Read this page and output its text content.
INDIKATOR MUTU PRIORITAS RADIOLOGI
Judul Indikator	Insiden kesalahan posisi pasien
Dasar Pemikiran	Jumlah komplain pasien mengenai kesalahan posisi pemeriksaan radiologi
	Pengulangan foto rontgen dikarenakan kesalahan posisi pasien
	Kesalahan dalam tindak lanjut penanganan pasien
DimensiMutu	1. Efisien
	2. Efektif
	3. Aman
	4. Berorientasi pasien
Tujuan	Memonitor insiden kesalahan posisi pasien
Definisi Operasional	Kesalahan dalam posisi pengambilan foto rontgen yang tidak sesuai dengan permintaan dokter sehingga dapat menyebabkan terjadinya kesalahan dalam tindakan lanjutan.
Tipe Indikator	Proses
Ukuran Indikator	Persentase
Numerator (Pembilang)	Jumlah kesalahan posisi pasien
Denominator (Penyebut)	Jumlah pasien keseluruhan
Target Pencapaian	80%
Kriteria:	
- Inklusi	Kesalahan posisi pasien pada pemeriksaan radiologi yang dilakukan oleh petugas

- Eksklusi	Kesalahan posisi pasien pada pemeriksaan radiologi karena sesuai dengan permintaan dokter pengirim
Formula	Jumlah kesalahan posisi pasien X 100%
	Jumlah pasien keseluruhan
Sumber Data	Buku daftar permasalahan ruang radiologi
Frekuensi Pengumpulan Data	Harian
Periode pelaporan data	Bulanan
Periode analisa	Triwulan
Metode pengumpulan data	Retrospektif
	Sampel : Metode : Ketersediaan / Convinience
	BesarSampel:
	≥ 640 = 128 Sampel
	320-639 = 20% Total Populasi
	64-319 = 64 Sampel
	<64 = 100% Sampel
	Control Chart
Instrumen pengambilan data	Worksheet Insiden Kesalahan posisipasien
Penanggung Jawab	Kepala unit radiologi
____________
EXERCISE AIM: Reply with nothing except the number of lines in the listing above that include "Jumlah".

IN RESPONSE: 5